* _Job_
Within the data below, state how many lines contain the string "προμήθειας". Provide the number only.

** START OF Record set **

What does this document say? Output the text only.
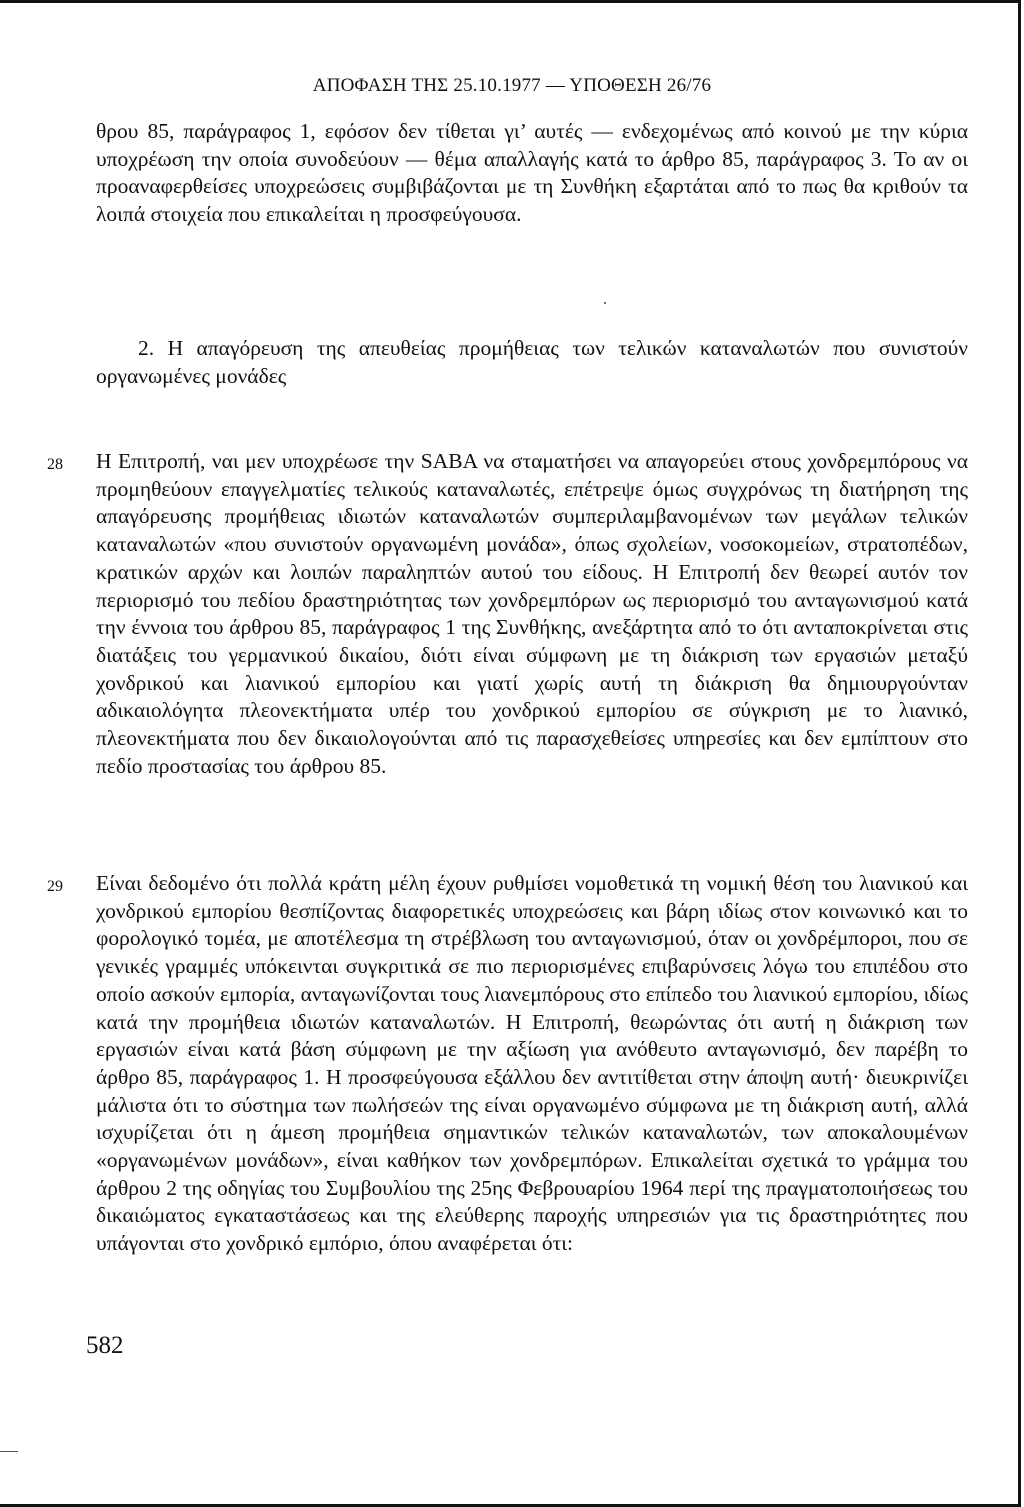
ΑΠΟΦΑΣΗ ΤΗΣ 25.10.1977 — ΥΠΟΘΕΣΗ 26/76

θρου 85, παράγραφος 1, εφόσον δεν τίθεται γι’ αυτές — ενδεχομένως από κοινού με την κύρια υποχρέωση την οποία συνοδεύουν — θέμα απαλλαγής κατά το άρθρο 85, παράγραφος 3. Το αν οι προαναφερθείσες υποχρεώσεις συμβιβάζονται με τη Συνθήκη εξαρτάται από το πως θα κριθούν τα λοιπά στοιχεία που επικαλείται η προσφεύγουσα.

2. Η απαγόρευση της απευθείας προμήθειας των τελικών καταναλωτών που συνιστούν οργανωμένες μονάδες

28 Η Επιτροπή, ναι μεν υποχρέωσε την SABA να σταματήσει να απαγορεύει στους χονδρεμπόρους να προμηθεύουν επαγγελματίες τελικούς καταναλωτές, επέτρεψε όμως συγχρόνως τη διατήρηση της απαγόρευσης προμήθειας ιδιωτών καταναλωτών συμπεριλαμβανομένων των μεγάλων τελικών καταναλωτών «που συνιστούν οργανωμένη μονάδα», όπως σχολείων, νοσοκομείων, στρατοπέδων, κρατικών αρχών και λοιπών παραληπτών αυτού του είδους. Η Επιτροπή δεν θεωρεί αυτόν τον περιορισμό του πεδίου δραστηριότητας των χονδρεμπόρων ως περιορισμό του ανταγωνισμού κατά την έννοια του άρθρου 85, παράγραφος 1 της Συνθήκης, ανεξάρτητα από το ότι ανταποκρίνεται στις διατάξεις του γερμανικού δικαίου, διότι είναι σύμφωνη με τη διάκριση των εργασιών μεταξύ χονδρικού και λιανικού εμπορίου και γιατί χωρίς αυτή τη διάκριση θα δημιουργούνταν αδικαιολόγητα πλεονεκτήματα υπέρ του χονδρικού εμπορίου σε σύγκριση με το λιανικό, πλεονεκτήματα που δεν δικαιολογούνται από τις παρασχεθείσες υπηρεσίες και δεν εμπίπτουν στο πεδίο προστασίας του άρθρου 85.

29 Είναι δεδομένο ότι πολλά κράτη μέλη έχουν ρυθμίσει νομοθετικά τη νομική θέση του λιανικού και χονδρικού εμπορίου θεσπίζοντας διαφορετικές υποχρεώσεις και βάρη ιδίως στον κοινωνικό και το φορολογικό τομέα, με αποτέλεσμα τη στρέβλωση του ανταγωνισμού, όταν οι χονδρέμποροι, που σε γενικές γραμμές υπόκεινται συγκριτικά σε πιο περιορισμένες επιβαρύνσεις λόγω του επιπέδου στο οποίο ασκούν εμπορία, ανταγωνίζονται τους λιανεμπόρους στο επίπεδο του λιανικού εμπορίου, ιδίως κατά την προμήθεια ιδιωτών καταναλωτών. Η Επιτροπή, θεωρώντας ότι αυτή η διάκριση των εργασιών είναι κατά βάση σύμφωνη με την αξίωση για ανόθευτο ανταγωνισμό, δεν παρέβη το άρθρο 85, παράγραφος 1. Η προσφεύγουσα εξάλλου δεν αντιτίθεται στην άποψη αυτή· διευκρινίζει μάλιστα ότι το σύστημα των πωλήσεών της είναι οργανωμένο σύμφωνα με τη διάκριση αυτή, αλλά ισχυρίζεται ότι η άμεση προμήθεια σημαντικών τελικών καταναλωτών, των αποκαλουμένων «οργανωμένων μονάδων», είναι καθήκον των χονδρεμπόρων. Επικαλείται σχετικά το γράμμα του άρθρου 2 της οδηγίας του Συμβουλίου της 25ης Φεβρουαρίου 1964 περί της πραγματοποιήσεως του δικαιώματος εγκαταστάσεως και της ελεύθερης παροχής υπηρεσιών για τις δραστηριότητες που υπάγονται στο χονδρικό εμπόριο, όπου αναφέρεται ότι:

582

** END OF Record set **

* _Response_
2